#### [Problem to work on]
Every record must appear in your copy exactly as written, with no pictures.

[Records that describe figures]
· · · ·

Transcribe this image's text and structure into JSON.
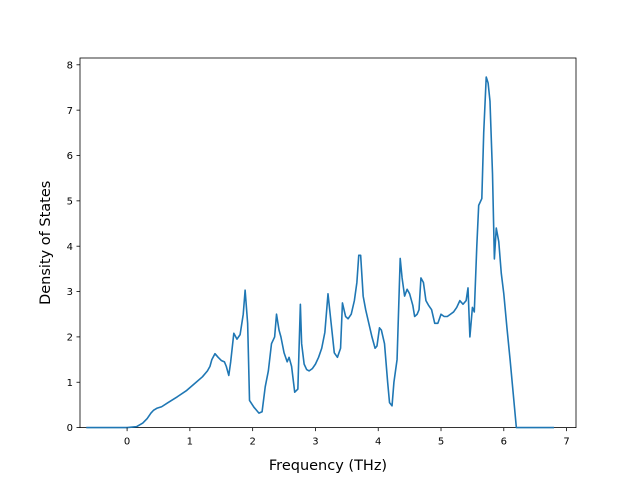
{
  "chart_data": {
    "type": "line",
    "title": "",
    "xlabel": "Frequency (THz)",
    "ylabel": "Density of States",
    "xlim": [
      -0.75,
      7.15
    ],
    "ylim": [
      0,
      8.15
    ],
    "xticks": [
      0,
      1,
      2,
      3,
      4,
      5,
      6,
      7
    ],
    "yticks": [
      0,
      1,
      2,
      3,
      4,
      5,
      6,
      7,
      8
    ],
    "x_tick_labels": [
      "0",
      "1",
      "2",
      "3",
      "4",
      "5",
      "6",
      "7"
    ],
    "y_tick_labels": [
      "0",
      "1",
      "2",
      "3",
      "4",
      "5",
      "6",
      "7",
      "8"
    ],
    "grid": false,
    "legend": "none",
    "series": [
      {
        "color": "#1f77b4",
        "x": [
          -0.65,
          -0.2,
          0.0,
          0.15,
          0.25,
          0.32,
          0.38,
          0.42,
          0.48,
          0.55,
          0.65,
          0.8,
          0.95,
          1.1,
          1.2,
          1.28,
          1.32,
          1.35,
          1.4,
          1.45,
          1.5,
          1.55,
          1.58,
          1.62,
          1.65,
          1.7,
          1.75,
          1.8,
          1.85,
          1.88,
          1.92,
          1.95,
          2.02,
          2.1,
          2.15,
          2.2,
          2.25,
          2.3,
          2.35,
          2.38,
          2.42,
          2.45,
          2.5,
          2.55,
          2.58,
          2.62,
          2.67,
          2.72,
          2.76,
          2.78,
          2.82,
          2.86,
          2.9,
          2.95,
          3.0,
          3.05,
          3.1,
          3.15,
          3.2,
          3.25,
          3.3,
          3.35,
          3.4,
          3.43,
          3.48,
          3.52,
          3.57,
          3.62,
          3.66,
          3.69,
          3.72,
          3.76,
          3.8,
          3.85,
          3.9,
          3.95,
          3.98,
          4.02,
          4.05,
          4.1,
          4.15,
          4.18,
          4.22,
          4.25,
          4.3,
          4.35,
          4.38,
          4.42,
          4.46,
          4.5,
          4.55,
          4.58,
          4.62,
          4.65,
          4.68,
          4.72,
          4.76,
          4.8,
          4.85,
          4.9,
          4.95,
          5.0,
          5.05,
          5.1,
          5.15,
          5.2,
          5.25,
          5.3,
          5.35,
          5.4,
          5.43,
          5.46,
          5.5,
          5.53,
          5.57,
          5.6,
          5.65,
          5.68,
          5.72,
          5.75,
          5.78,
          5.82,
          5.85,
          5.88,
          5.92,
          5.96,
          6.0,
          6.05,
          6.1,
          6.15,
          6.2,
          6.5,
          6.8
        ],
        "y": [
          0.0,
          0.0,
          0.0,
          0.02,
          0.1,
          0.2,
          0.32,
          0.38,
          0.43,
          0.46,
          0.55,
          0.68,
          0.82,
          1.0,
          1.12,
          1.25,
          1.35,
          1.5,
          1.63,
          1.55,
          1.48,
          1.45,
          1.35,
          1.15,
          1.45,
          2.08,
          1.95,
          2.05,
          2.5,
          3.03,
          2.3,
          0.6,
          0.45,
          0.32,
          0.35,
          0.9,
          1.25,
          1.85,
          2.0,
          2.5,
          2.15,
          2.0,
          1.65,
          1.45,
          1.55,
          1.35,
          0.78,
          0.85,
          2.72,
          1.85,
          1.4,
          1.28,
          1.25,
          1.3,
          1.4,
          1.55,
          1.75,
          2.1,
          2.95,
          2.3,
          1.65,
          1.55,
          1.75,
          2.75,
          2.45,
          2.4,
          2.5,
          2.8,
          3.2,
          3.8,
          3.8,
          2.9,
          2.6,
          2.3,
          2.0,
          1.75,
          1.8,
          2.2,
          2.15,
          1.85,
          1.0,
          0.55,
          0.48,
          1.0,
          1.5,
          3.73,
          3.3,
          2.9,
          3.05,
          2.95,
          2.7,
          2.45,
          2.5,
          2.6,
          3.3,
          3.2,
          2.8,
          2.7,
          2.6,
          2.3,
          2.3,
          2.5,
          2.45,
          2.45,
          2.5,
          2.55,
          2.65,
          2.8,
          2.72,
          2.8,
          3.08,
          2.0,
          2.65,
          2.55,
          4.0,
          4.9,
          5.05,
          6.5,
          7.73,
          7.6,
          7.2,
          5.6,
          3.72,
          4.4,
          4.1,
          3.4,
          2.95,
          2.2,
          1.5,
          0.75,
          0.0,
          0.0,
          0.0
        ]
      }
    ]
  }
}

· · · ·

#### [Output of the exercise]
Transcribe this image's text and structure into JSON.
{
  "chart_data": {
    "type": "line",
    "title": "",
    "xlabel": "Frequency (THz)",
    "ylabel": "Density of States",
    "xlim": [
      -0.75,
      7.15
    ],
    "ylim": [
      0,
      8.15
    ],
    "xticks": [
      0,
      1,
      2,
      3,
      4,
      5,
      6,
      7
    ],
    "yticks": [
      0,
      1,
      2,
      3,
      4,
      5,
      6,
      7,
      8
    ],
    "x_tick_labels": [
      "0",
      "1",
      "2",
      "3",
      "4",
      "5",
      "6",
      "7"
    ],
    "y_tick_labels": [
      "0",
      "1",
      "2",
      "3",
      "4",
      "5",
      "6",
      "7",
      "8"
    ],
    "grid": false,
    "legend": "none",
    "series": [
      {
        "color": "#1f77b4",
        "x": [
          -0.65,
          -0.2,
          0.0,
          0.15,
          0.25,
          0.32,
          0.38,
          0.42,
          0.48,
          0.55,
          0.65,
          0.8,
          0.95,
          1.1,
          1.2,
          1.28,
          1.32,
          1.35,
          1.4,
          1.45,
          1.5,
          1.55,
          1.58,
          1.62,
          1.65,
          1.7,
          1.75,
          1.8,
          1.85,
          1.88,
          1.92,
          1.95,
          2.02,
          2.1,
          2.15,
          2.2,
          2.25,
          2.3,
          2.35,
          2.38,
          2.42,
          2.45,
          2.5,
          2.55,
          2.58,
          2.62,
          2.67,
          2.72,
          2.76,
          2.78,
          2.82,
          2.86,
          2.9,
          2.95,
          3.0,
          3.05,
          3.1,
          3.15,
          3.2,
          3.25,
          3.3,
          3.35,
          3.4,
          3.43,
          3.48,
          3.52,
          3.57,
          3.62,
          3.66,
          3.69,
          3.72,
          3.76,
          3.8,
          3.85,
          3.9,
          3.95,
          3.98,
          4.02,
          4.05,
          4.1,
          4.15,
          4.18,
          4.22,
          4.25,
          4.3,
          4.35,
          4.38,
          4.42,
          4.46,
          4.5,
          4.55,
          4.58,
          4.62,
          4.65,
          4.68,
          4.72,
          4.76,
          4.8,
          4.85,
          4.9,
          4.95,
          5.0,
          5.05,
          5.1,
          5.15,
          5.2,
          5.25,
          5.3,
          5.35,
          5.4,
          5.43,
          5.46,
          5.5,
          5.53,
          5.57,
          5.6,
          5.65,
          5.68,
          5.72,
          5.75,
          5.78,
          5.82,
          5.85,
          5.88,
          5.92,
          5.96,
          6.0,
          6.05,
          6.1,
          6.15,
          6.2,
          6.5,
          6.8
        ],
        "y": [
          0.0,
          0.0,
          0.0,
          0.02,
          0.1,
          0.2,
          0.32,
          0.38,
          0.43,
          0.46,
          0.55,
          0.68,
          0.82,
          1.0,
          1.12,
          1.25,
          1.35,
          1.5,
          1.63,
          1.55,
          1.48,
          1.45,
          1.35,
          1.15,
          1.45,
          2.08,
          1.95,
          2.05,
          2.5,
          3.03,
          2.3,
          0.6,
          0.45,
          0.32,
          0.35,
          0.9,
          1.25,
          1.85,
          2.0,
          2.5,
          2.15,
          2.0,
          1.65,
          1.45,
          1.55,
          1.35,
          0.78,
          0.85,
          2.72,
          1.85,
          1.4,
          1.28,
          1.25,
          1.3,
          1.4,
          1.55,
          1.75,
          2.1,
          2.95,
          2.3,
          1.65,
          1.55,
          1.75,
          2.75,
          2.45,
          2.4,
          2.5,
          2.8,
          3.2,
          3.8,
          3.8,
          2.9,
          2.6,
          2.3,
          2.0,
          1.75,
          1.8,
          2.2,
          2.15,
          1.85,
          1.0,
          0.55,
          0.48,
          1.0,
          1.5,
          3.73,
          3.3,
          2.9,
          3.05,
          2.95,
          2.7,
          2.45,
          2.5,
          2.6,
          3.3,
          3.2,
          2.8,
          2.7,
          2.6,
          2.3,
          2.3,
          2.5,
          2.45,
          2.45,
          2.5,
          2.55,
          2.65,
          2.8,
          2.72,
          2.8,
          3.08,
          2.0,
          2.65,
          2.55,
          4.0,
          4.9,
          5.05,
          6.5,
          7.73,
          7.6,
          7.2,
          5.6,
          3.72,
          4.4,
          4.1,
          3.4,
          2.95,
          2.2,
          1.5,
          0.75,
          0.0,
          0.0,
          0.0
        ]
      }
    ]
  }
}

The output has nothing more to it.